- [Records from a collection of figures]:
───

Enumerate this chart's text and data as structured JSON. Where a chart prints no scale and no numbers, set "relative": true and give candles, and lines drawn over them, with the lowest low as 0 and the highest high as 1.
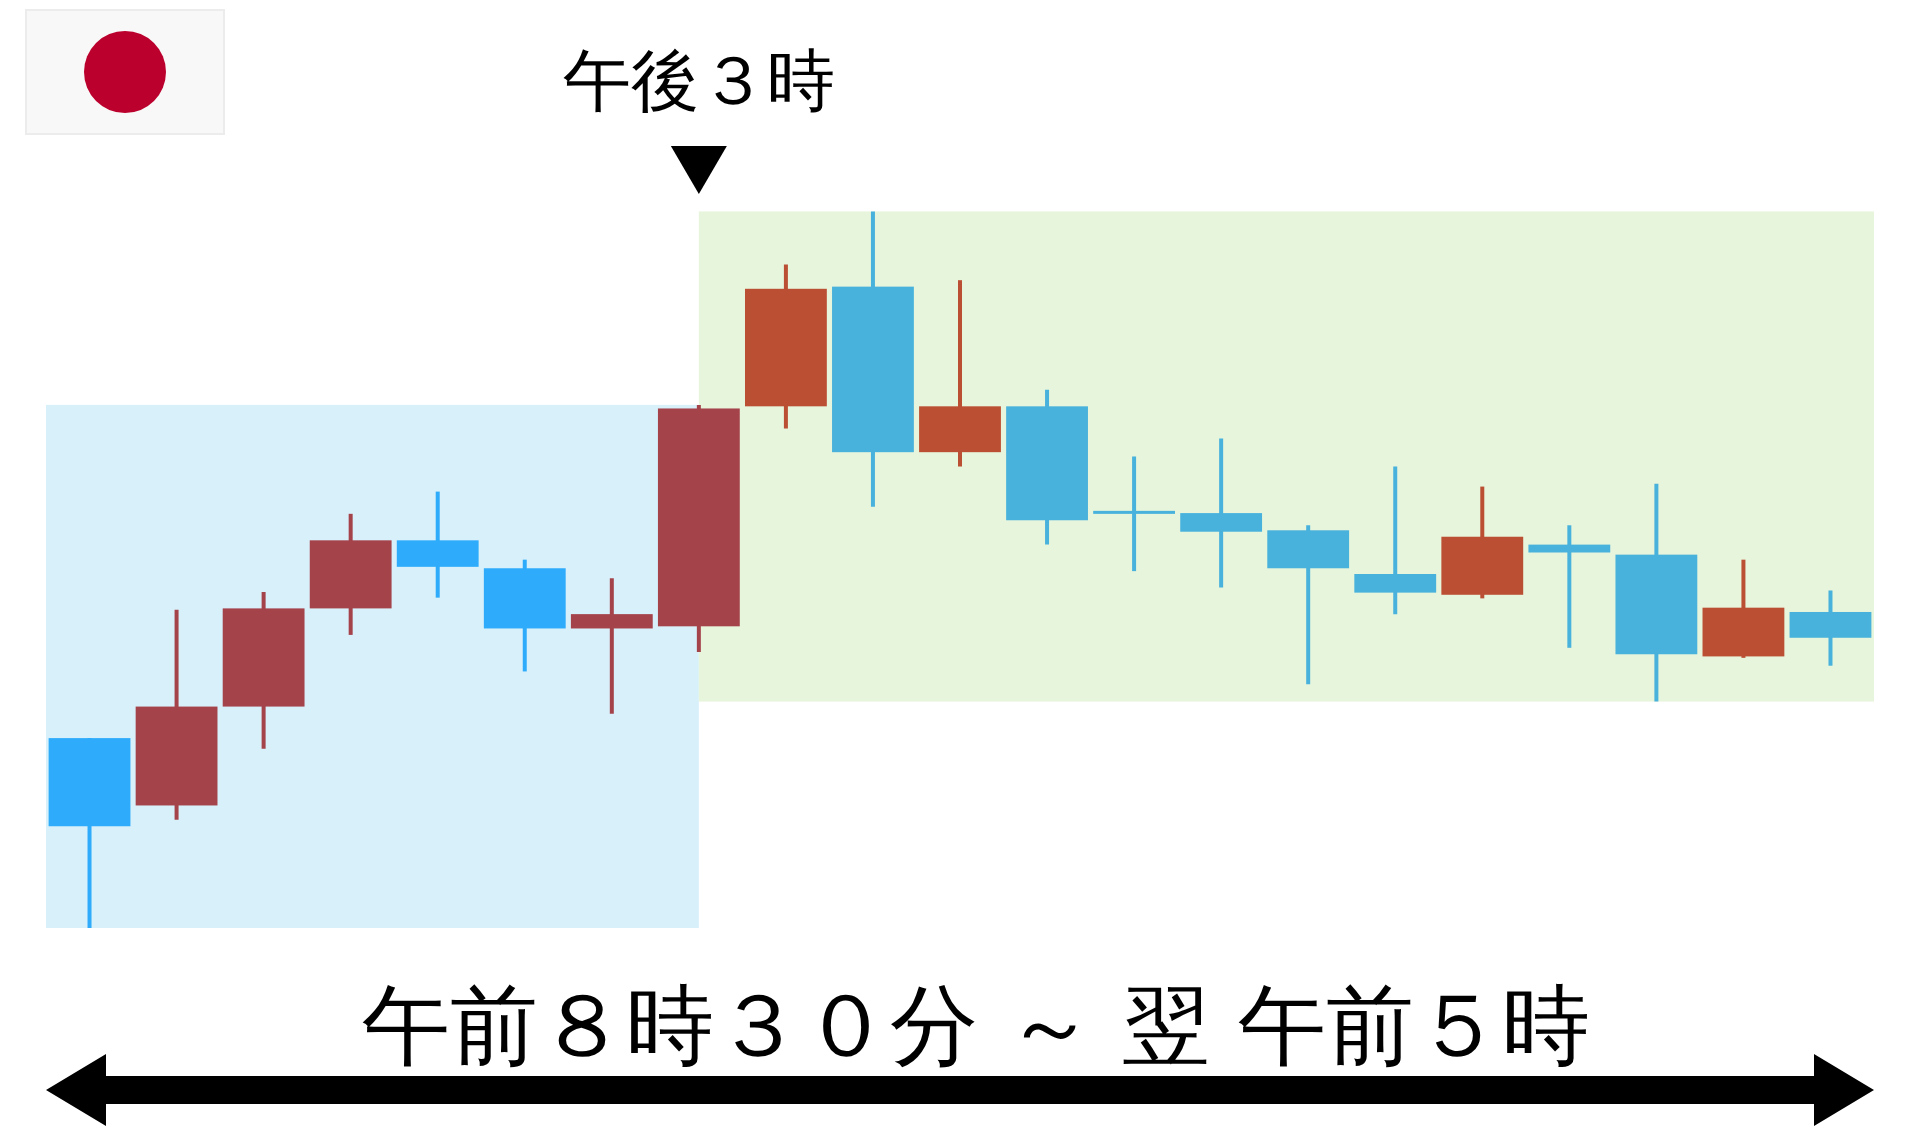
{
  "chart_data": {
    "type": "candlestick",
    "categories": [
      null,
      null,
      null,
      null,
      null,
      null,
      null,
      null,
      null,
      null,
      null,
      null,
      null,
      null,
      null,
      null,
      null,
      null,
      null,
      null,
      null
    ],
    "ohlc": [
      [
        0.265,
        0.265,
        0,
        0.142
      ],
      [
        0.171,
        0.444,
        0.151,
        0.309
      ],
      [
        0.309,
        0.469,
        0.25,
        0.446
      ],
      [
        0.446,
        0.578,
        0.409,
        0.541
      ],
      [
        0.541,
        0.609,
        0.461,
        0.504
      ],
      [
        0.502,
        0.514,
        0.358,
        0.418
      ],
      [
        0.418,
        0.488,
        0.299,
        0.438
      ],
      [
        0.421,
        0.73,
        0.385,
        0.725
      ],
      [
        0.728,
        0.926,
        0.697,
        0.892
      ],
      [
        0.895,
        1,
        0.588,
        0.664
      ],
      [
        0.664,
        0.904,
        0.644,
        0.728
      ],
      [
        0.728,
        0.751,
        0.535,
        0.569
      ],
      [
        0.58,
        0.658,
        0.498,
        0.58
      ],
      [
        0.579,
        0.683,
        0.475,
        0.553
      ],
      [
        0.555,
        0.562,
        0.34,
        0.502
      ],
      [
        0.494,
        0.644,
        0.438,
        0.468
      ],
      [
        0.465,
        0.616,
        0.46,
        0.546
      ],
      [
        0.535,
        0.562,
        0.391,
        0.524
      ],
      [
        0.521,
        0.62,
        0.316,
        0.382
      ],
      [
        0.379,
        0.514,
        0.377,
        0.447
      ],
      [
        0.441,
        0.471,
        0.366,
        0.405
      ]
    ],
    "colors": [
      "#2eacfb",
      "#a5434b",
      "#a5434b",
      "#a5434b",
      "#2eacfb",
      "#2eacfb",
      "#a5434b",
      "#a5434b",
      "#bb4f33",
      "#49b2dc",
      "#bb4f33",
      "#49b2dc",
      "#49b2dc",
      "#49b2dc",
      "#49b2dc",
      "#49b2dc",
      "#bb4f33",
      "#49b2dc",
      "#49b2dc",
      "#bb4f33",
      "#49b2dc"
    ],
    "relative": true,
    "annotations": [
      "午後３時"
    ],
    "xlabel": "午前８時３０分 ～ 翌 午前５時"
  }
}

───

- [TASK TO COMPLETE]: Work out how many lines of the listing above include "true". Answer with the number and nothing more.

- [SOLUTION TO THE EXERCISE]: 2